Every line of the records below should be restated exactly.

Stored data entries:
··········

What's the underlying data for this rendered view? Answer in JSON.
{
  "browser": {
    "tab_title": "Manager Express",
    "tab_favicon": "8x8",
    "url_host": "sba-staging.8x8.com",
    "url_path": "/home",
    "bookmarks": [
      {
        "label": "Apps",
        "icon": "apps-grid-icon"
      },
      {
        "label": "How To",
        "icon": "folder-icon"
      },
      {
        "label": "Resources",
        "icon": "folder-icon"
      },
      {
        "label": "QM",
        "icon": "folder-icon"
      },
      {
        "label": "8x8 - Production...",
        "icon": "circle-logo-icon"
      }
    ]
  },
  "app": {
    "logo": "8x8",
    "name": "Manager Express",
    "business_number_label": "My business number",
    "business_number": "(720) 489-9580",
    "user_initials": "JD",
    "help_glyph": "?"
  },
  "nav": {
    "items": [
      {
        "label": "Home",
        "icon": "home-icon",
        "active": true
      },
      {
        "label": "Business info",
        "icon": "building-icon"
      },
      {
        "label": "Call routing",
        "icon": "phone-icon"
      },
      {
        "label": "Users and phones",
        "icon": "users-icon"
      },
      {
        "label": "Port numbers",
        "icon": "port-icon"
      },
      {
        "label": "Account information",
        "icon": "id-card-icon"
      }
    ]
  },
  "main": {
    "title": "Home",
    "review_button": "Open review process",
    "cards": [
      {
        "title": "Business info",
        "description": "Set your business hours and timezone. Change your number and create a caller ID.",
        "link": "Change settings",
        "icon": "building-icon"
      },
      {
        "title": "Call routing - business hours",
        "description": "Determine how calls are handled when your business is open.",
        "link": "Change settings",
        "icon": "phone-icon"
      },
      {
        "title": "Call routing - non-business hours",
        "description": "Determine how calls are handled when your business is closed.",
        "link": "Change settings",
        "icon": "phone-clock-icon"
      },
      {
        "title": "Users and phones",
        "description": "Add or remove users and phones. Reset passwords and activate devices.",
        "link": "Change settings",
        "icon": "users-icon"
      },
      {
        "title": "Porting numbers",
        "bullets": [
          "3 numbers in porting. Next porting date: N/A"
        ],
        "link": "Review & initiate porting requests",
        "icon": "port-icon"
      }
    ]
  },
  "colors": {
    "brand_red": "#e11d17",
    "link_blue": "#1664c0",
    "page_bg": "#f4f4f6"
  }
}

··········

## Written answer:
What's the underlying data for this rendered view? Answer in JSON.
{
  "browser": {
    "tab_title": "Manager Express",
    "tab_favicon": "8x8",
    "url_host": "sba-staging.8x8.com",
    "url_path": "/home",
    "bookmarks": [
      {
        "label": "Apps",
        "icon": "apps-grid-icon"
      },
      {
        "label": "How To",
        "icon": "folder-icon"
      },
      {
        "label": "Resources",
        "icon": "folder-icon"
      },
      {
        "label": "QM",
        "icon": "folder-icon"
      },
      {
        "label": "8x8 - Production...",
        "icon": "circle-logo-icon"
      }
    ]
  },
  "app": {
    "logo": "8x8",
    "name": "Manager Express",
    "business_number_label": "My business number",
    "business_number": "(720) 489-9580",
    "user_initials": "JD",
    "help_glyph": "?"
  },
  "nav": {
    "items": [
      {
        "label": "Home",
        "icon": "home-icon",
        "active": true
      },
      {
        "label": "Business info",
        "icon": "building-icon"
      },
      {
        "label": "Call routing",
        "icon": "phone-icon"
      },
      {
        "label": "Users and phones",
        "icon": "users-icon"
      },
      {
        "label": "Port numbers",
        "icon": "port-icon"
      },
      {
        "label": "Account information",
        "icon": "id-card-icon"
      }
    ]
  },
  "main": {
    "title": "Home",
    "review_button": "Open review process",
    "cards": [
      {
        "title": "Business info",
        "description": "Set your business hours and timezone. Change your number and create a caller ID.",
        "link": "Change settings",
        "icon": "building-icon"
      },
      {
        "title": "Call routing - business hours",
        "description": "Determine how calls are handled when your business is open.",
        "link": "Change settings",
        "icon": "phone-icon"
      },
      {
        "title": "Call routing - non-business hours",
        "description": "Determine how calls are handled when your business is closed.",
        "link": "Change settings",
        "icon": "phone-clock-icon"
      },
      {
        "title": "Users and phones",
        "description": "Add or remove users and phones. Reset passwords and activate devices.",
        "link": "Change settings",
        "icon": "users-icon"
      },
      {
        "title": "Porting numbers",
        "bullets": [
          "3 numbers in porting. Next porting date: N/A"
        ],
        "link": "Review & initiate porting requests",
        "icon": "port-icon"
      }
    ]
  },
  "colors": {
    "brand_red": "#e11d17",
    "link_blue": "#1664c0",
    "page_bg": "#f4f4f6"
  }
}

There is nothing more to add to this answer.